Task description: Pick out every line with the word "Magdeburg" and copy it.

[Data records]

* start *

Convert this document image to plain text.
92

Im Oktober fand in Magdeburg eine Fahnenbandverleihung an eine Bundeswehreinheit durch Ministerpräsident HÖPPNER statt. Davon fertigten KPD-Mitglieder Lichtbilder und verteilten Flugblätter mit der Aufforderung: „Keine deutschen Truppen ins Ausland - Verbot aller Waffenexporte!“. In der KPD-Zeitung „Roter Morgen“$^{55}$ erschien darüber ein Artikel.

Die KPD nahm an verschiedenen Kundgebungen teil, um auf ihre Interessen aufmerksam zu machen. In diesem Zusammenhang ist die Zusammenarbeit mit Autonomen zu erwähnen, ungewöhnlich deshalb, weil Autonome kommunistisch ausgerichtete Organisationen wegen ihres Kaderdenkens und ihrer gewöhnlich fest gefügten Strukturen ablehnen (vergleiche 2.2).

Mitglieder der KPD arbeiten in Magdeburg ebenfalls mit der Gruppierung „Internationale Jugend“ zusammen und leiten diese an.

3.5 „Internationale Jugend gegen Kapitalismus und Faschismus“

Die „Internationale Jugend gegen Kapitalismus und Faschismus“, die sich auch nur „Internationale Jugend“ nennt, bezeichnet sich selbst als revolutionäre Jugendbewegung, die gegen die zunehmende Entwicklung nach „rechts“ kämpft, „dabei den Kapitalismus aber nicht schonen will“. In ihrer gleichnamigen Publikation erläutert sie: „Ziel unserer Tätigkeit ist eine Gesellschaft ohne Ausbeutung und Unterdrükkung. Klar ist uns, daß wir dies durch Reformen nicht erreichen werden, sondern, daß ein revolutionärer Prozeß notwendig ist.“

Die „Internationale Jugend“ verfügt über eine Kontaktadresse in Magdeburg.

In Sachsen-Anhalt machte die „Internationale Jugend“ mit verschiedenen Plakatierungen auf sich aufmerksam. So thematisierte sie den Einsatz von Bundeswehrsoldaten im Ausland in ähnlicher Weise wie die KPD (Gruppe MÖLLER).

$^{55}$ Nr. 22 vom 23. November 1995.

* end *

Written answer:
Im Oktober fand in Magdeburg eine Fahnenbandverleihung an eine Bundeswehreinheit durch Ministerpräsident HÖPPNER statt. Davon fertigten KPD-Mitglieder Lichtbilder und verteilten Flugblätter mit der Aufforderung: „Keine deutschen Truppen ins Ausland - Verbot aller Waffenexporte!“. In der KPD-Zeitung „Roter Morgen“$^{55}$ erschien darüber ein Artikel.
Mitglieder der KPD arbeiten in Magdeburg ebenfalls mit der Gruppierung „Internationale Jugend“ zusammen und leiten diese an.
Die „Internationale Jugend“ verfügt über eine Kontaktadresse in Magdeburg.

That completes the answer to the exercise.